EXTRACTED INFORMATION:

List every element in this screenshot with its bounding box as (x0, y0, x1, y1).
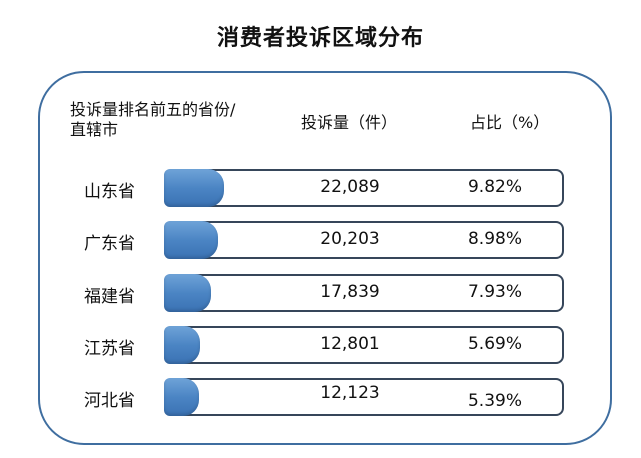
==
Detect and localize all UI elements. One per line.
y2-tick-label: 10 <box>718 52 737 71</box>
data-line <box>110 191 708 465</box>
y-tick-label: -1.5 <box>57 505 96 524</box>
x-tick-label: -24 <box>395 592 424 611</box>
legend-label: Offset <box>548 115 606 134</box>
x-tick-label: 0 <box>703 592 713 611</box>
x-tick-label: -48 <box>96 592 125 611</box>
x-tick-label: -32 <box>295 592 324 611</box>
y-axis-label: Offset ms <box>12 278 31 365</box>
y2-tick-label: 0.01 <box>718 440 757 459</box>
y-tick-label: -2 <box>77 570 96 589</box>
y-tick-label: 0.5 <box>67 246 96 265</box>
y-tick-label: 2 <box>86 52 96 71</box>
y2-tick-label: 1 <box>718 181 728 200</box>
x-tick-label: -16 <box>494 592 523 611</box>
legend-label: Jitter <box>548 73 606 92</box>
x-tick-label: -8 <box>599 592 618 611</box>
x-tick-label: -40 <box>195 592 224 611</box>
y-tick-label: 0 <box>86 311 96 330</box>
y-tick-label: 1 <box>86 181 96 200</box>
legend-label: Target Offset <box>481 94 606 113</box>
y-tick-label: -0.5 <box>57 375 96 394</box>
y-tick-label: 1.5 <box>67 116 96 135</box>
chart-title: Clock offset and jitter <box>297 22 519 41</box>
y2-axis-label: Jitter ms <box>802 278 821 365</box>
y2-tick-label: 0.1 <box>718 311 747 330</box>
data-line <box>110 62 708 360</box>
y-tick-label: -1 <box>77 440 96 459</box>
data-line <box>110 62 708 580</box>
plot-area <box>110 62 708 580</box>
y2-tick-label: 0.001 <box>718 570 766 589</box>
==
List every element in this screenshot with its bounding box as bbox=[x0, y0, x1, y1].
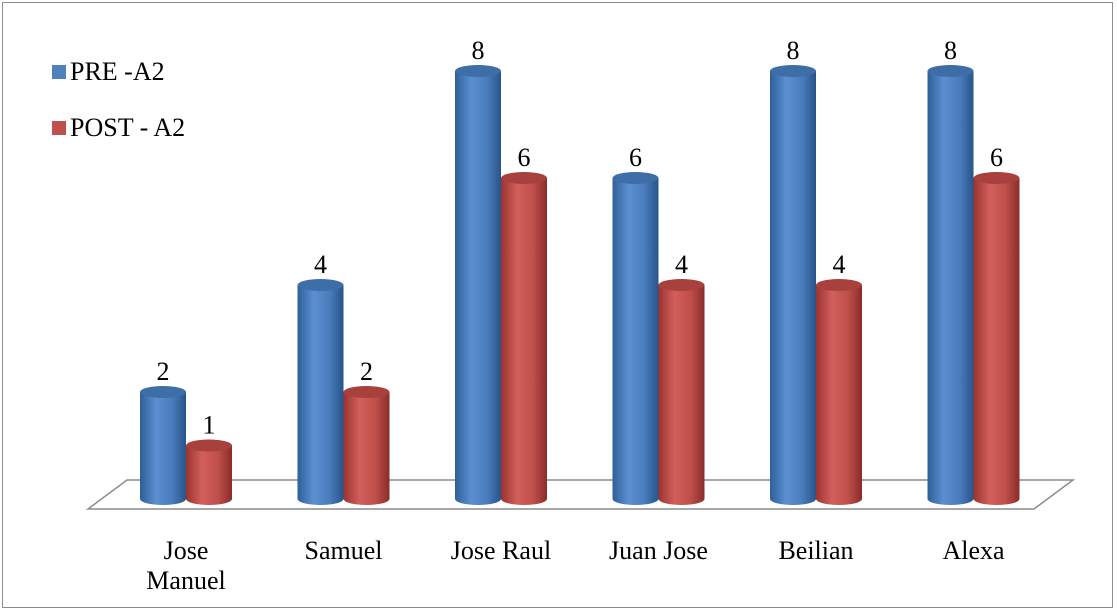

WHAT IS ASKED: Retype the material from the line containing "Detect and localize" to the line containing "y2-tick-label: 0.001 <box>718", including both of those lines.

SOLUTION TO THE EXERCISE:
Detect and localize all UI elements. One per line.
y2-tick-label: 10 <box>718 52 737 71</box>
data-line <box>110 191 708 465</box>
y-tick-label: -1.5 <box>57 505 96 524</box>
x-tick-label: -24 <box>395 592 424 611</box>
legend-label: Offset <box>548 115 606 134</box>
x-tick-label: 0 <box>703 592 713 611</box>
x-tick-label: -48 <box>96 592 125 611</box>
x-tick-label: -32 <box>295 592 324 611</box>
y-axis-label: Offset ms <box>12 278 31 365</box>
y2-tick-label: 0.01 <box>718 440 757 459</box>
y-tick-label: -2 <box>77 570 96 589</box>
y-tick-label: 0.5 <box>67 246 96 265</box>
y-tick-label: 2 <box>86 52 96 71</box>
y2-tick-label: 1 <box>718 181 728 200</box>
x-tick-label: -16 <box>494 592 523 611</box>
legend-label: Jitter <box>548 73 606 92</box>
x-tick-label: -8 <box>599 592 618 611</box>
x-tick-label: -40 <box>195 592 224 611</box>
y-tick-label: 0 <box>86 311 96 330</box>
y-tick-label: 1 <box>86 181 96 200</box>
legend-label: Target Offset <box>481 94 606 113</box>
y-tick-label: -0.5 <box>57 375 96 394</box>
y-tick-label: 1.5 <box>67 116 96 135</box>
chart-title: Clock offset and jitter <box>297 22 519 41</box>
y2-axis-label: Jitter ms <box>802 278 821 365</box>
y2-tick-label: 0.1 <box>718 311 747 330</box>
data-line <box>110 62 708 360</box>
y-tick-label: -1 <box>77 440 96 459</box>
data-line <box>110 62 708 580</box>
plot-area <box>110 62 708 580</box>
y2-tick-label: 0.001 <box>718 570 766 589</box>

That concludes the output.